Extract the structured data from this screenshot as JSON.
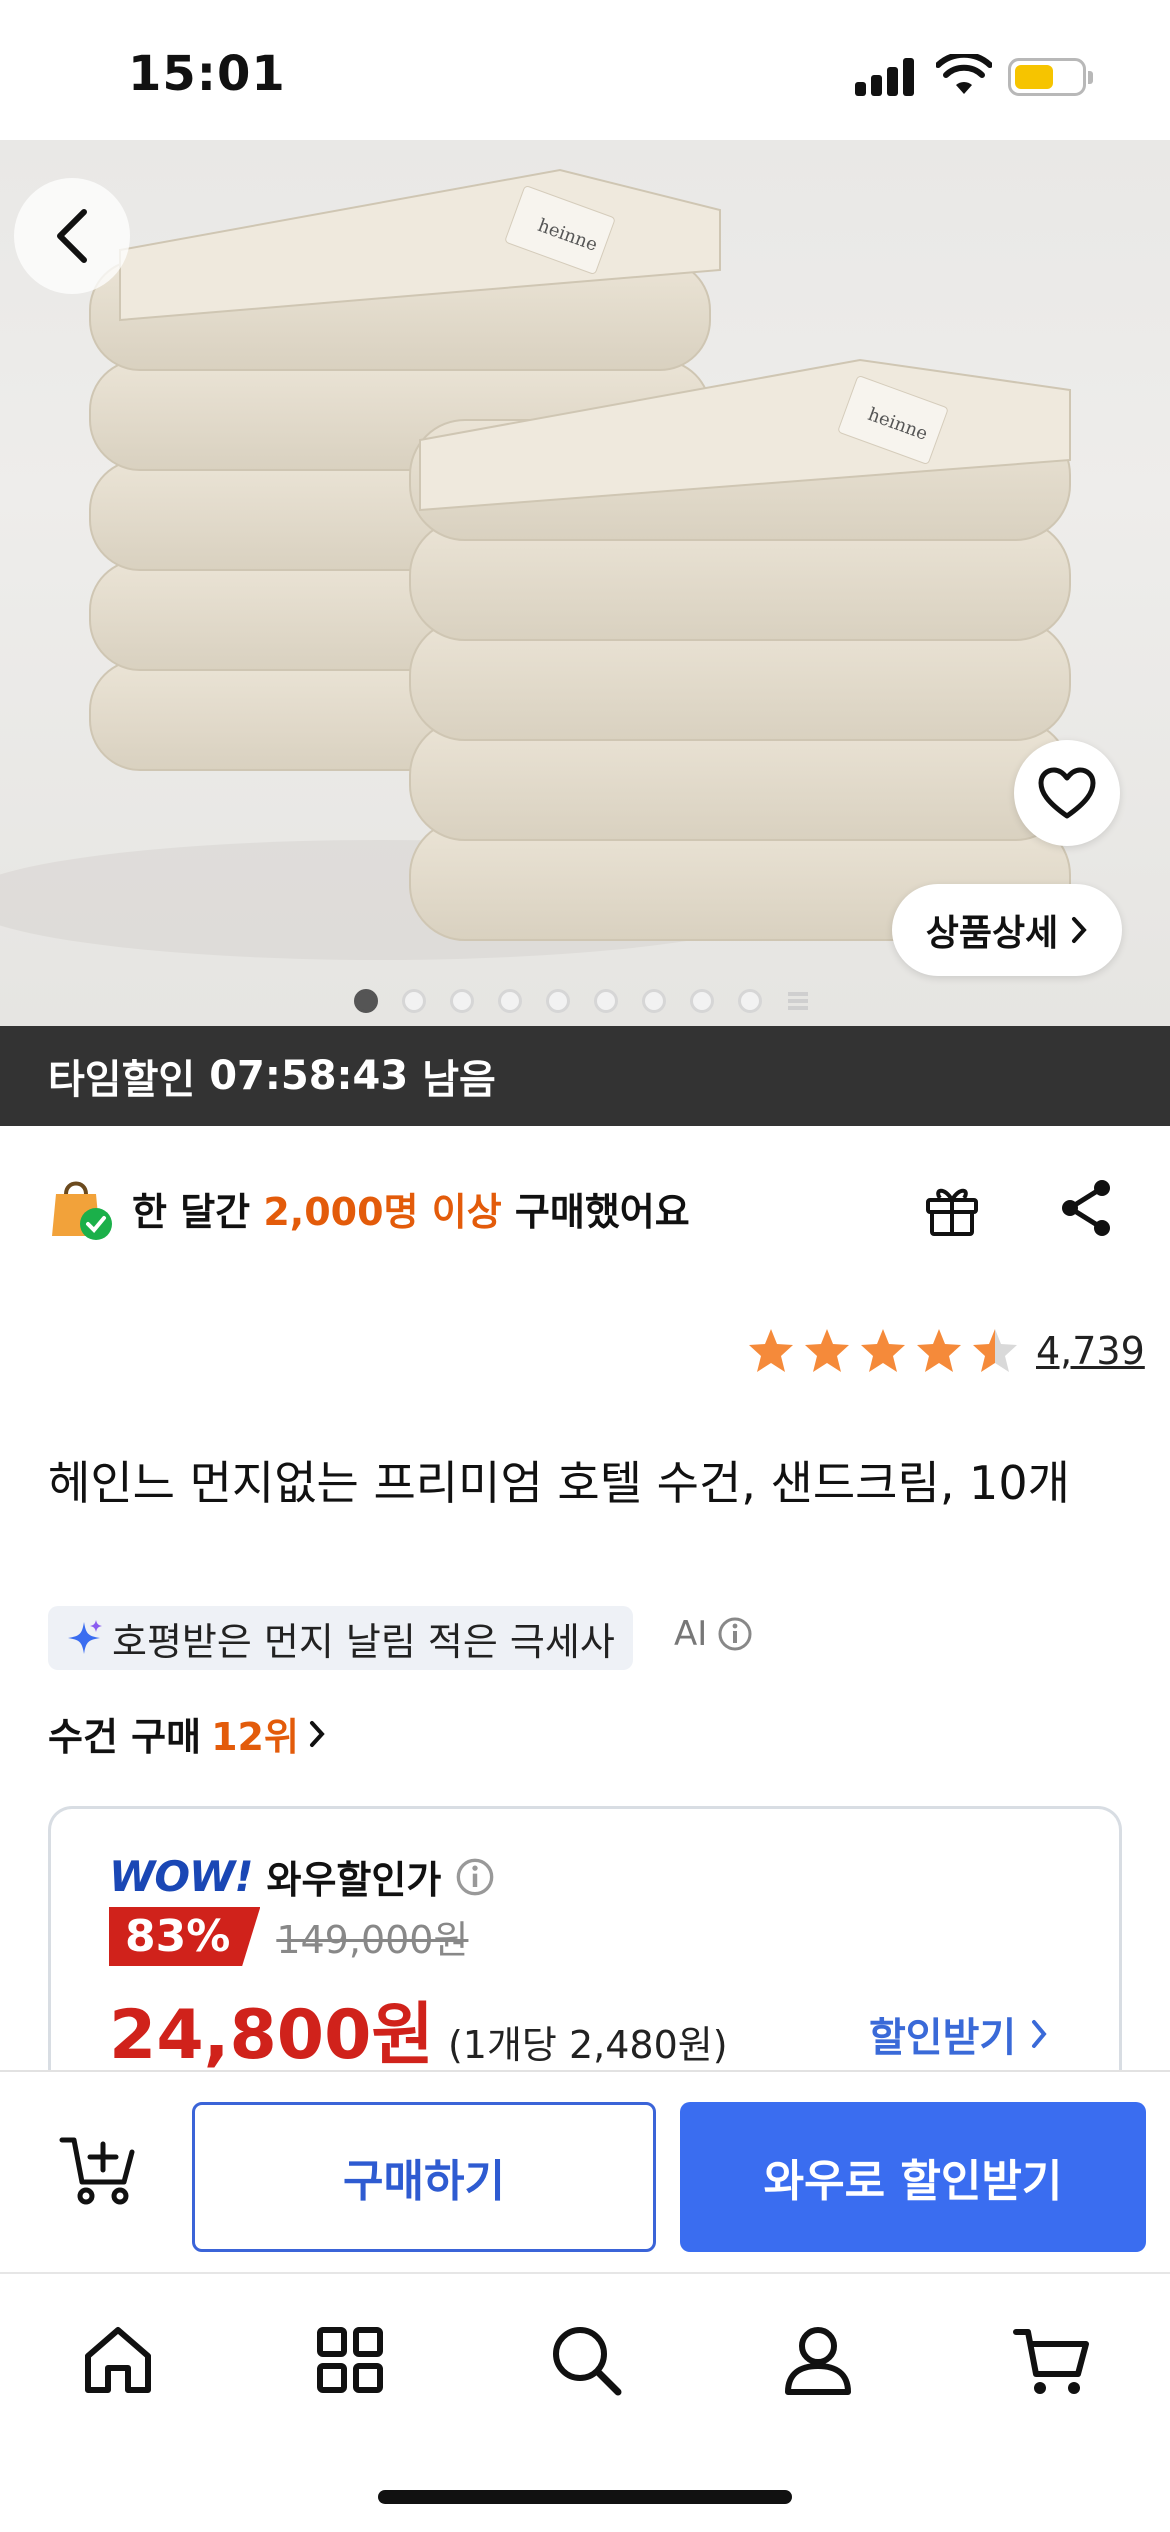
{
  "status_bar": {
    "time": "15:01"
  },
  "product_image": {
    "label_text": "heinne",
    "detail_button": "상품상세",
    "image_count": 10,
    "current_image": 1
  },
  "timer": {
    "label": "타임할인",
    "time": "07:58:43",
    "suffix": "남음"
  },
  "buyers": {
    "prefix": "한 달간",
    "highlight": "2,000명 이상",
    "suffix": "구매했어요"
  },
  "rating": {
    "stars": 4.5,
    "count": "4,739"
  },
  "product": {
    "title": "헤인느 먼지없는 프리미엄 호텔 수건, 샌드크림, 10개",
    "ai_summary": "호평받은 먼지 날림 적은 극세사",
    "ai_label": "AI",
    "rank_prefix": "수건 구매",
    "rank_value": "12위"
  },
  "price": {
    "wow_logo": "WOW!",
    "wow_label": "와우할인가",
    "discount": "83%",
    "original": "149,000원",
    "sale": "24,800원",
    "unit": "(1개당 2,480원)",
    "get_discount": "할인받기"
  },
  "actions": {
    "buy": "구매하기",
    "wow_discount": "와우로 할인받기"
  },
  "colors": {
    "accent_blue": "#3a6df0",
    "sale_red": "#d0221b",
    "highlight_orange": "#e35b0a",
    "star": "#f58a3a"
  }
}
==========
Goal — Only a number is wanted: how many lines contain "할인받기"?

Output of the task — 2